■ Task statement
Copy each line in the data that includes the word "goods".

■ Data supplied
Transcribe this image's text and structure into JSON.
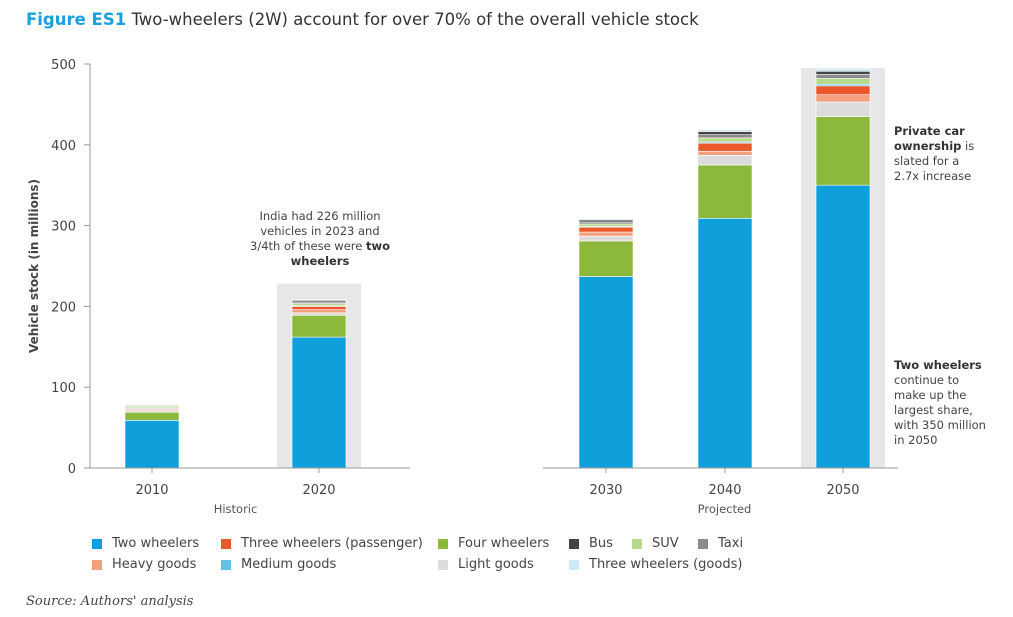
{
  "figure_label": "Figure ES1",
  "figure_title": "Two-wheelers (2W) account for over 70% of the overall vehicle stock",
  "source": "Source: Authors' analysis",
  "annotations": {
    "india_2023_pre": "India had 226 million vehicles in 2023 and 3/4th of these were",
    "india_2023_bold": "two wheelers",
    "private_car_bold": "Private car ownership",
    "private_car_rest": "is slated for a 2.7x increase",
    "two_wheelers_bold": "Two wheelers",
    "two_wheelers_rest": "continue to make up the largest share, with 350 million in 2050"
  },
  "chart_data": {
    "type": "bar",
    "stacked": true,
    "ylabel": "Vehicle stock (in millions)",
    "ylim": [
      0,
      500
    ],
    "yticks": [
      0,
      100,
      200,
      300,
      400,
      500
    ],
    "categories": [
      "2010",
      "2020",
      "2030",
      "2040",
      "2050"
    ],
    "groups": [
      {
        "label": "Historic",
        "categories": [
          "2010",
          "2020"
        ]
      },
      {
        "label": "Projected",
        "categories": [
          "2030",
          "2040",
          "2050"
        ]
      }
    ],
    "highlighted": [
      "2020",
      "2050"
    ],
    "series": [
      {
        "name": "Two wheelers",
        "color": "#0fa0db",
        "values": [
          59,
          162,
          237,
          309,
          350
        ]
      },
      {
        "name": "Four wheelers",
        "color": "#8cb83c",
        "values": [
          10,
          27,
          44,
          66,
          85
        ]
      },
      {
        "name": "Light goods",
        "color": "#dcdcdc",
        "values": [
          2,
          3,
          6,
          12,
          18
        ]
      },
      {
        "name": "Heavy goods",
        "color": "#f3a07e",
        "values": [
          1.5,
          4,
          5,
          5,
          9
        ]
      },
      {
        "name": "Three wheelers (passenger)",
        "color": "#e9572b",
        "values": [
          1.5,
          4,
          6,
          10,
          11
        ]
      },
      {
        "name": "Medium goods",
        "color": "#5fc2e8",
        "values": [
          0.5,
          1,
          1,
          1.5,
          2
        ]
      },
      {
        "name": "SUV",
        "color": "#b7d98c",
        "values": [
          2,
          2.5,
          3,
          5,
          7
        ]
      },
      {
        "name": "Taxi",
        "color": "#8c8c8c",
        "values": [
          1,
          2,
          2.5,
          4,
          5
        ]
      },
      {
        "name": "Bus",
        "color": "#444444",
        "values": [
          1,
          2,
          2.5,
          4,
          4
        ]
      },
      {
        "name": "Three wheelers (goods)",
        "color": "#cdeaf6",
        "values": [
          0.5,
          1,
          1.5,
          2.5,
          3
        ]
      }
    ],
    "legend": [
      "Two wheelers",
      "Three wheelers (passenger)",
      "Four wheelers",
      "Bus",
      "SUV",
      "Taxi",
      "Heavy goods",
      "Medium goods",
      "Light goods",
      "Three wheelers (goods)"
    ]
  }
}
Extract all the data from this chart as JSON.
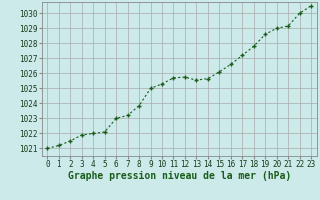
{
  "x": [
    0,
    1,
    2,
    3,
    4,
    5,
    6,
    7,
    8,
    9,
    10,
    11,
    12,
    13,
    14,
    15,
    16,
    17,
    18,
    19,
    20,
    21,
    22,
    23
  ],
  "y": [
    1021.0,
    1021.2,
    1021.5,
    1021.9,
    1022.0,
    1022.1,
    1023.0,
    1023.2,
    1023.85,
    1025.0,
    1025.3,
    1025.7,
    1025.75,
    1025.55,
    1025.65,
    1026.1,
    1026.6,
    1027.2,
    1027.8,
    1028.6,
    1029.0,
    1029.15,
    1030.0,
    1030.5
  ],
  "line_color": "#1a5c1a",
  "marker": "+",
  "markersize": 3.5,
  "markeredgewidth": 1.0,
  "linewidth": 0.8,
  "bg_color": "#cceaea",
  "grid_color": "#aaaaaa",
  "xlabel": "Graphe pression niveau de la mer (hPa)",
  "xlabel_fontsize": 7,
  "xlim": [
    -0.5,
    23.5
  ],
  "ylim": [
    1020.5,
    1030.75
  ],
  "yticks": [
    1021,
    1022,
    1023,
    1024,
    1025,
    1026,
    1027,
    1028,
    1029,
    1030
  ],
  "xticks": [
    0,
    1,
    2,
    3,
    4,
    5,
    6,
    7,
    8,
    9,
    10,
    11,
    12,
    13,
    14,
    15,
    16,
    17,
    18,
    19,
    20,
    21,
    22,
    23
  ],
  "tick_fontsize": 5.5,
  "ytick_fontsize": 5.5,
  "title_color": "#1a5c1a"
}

■ Result for this exercise
        "name": "Light goods",
        "name": "Heavy goods",
        "name": "Medium goods",
        "name": "Three wheelers (goods)",
      "Heavy goods",
      "Medium goods",
      "Light goods",
      "Three wheelers (goods)"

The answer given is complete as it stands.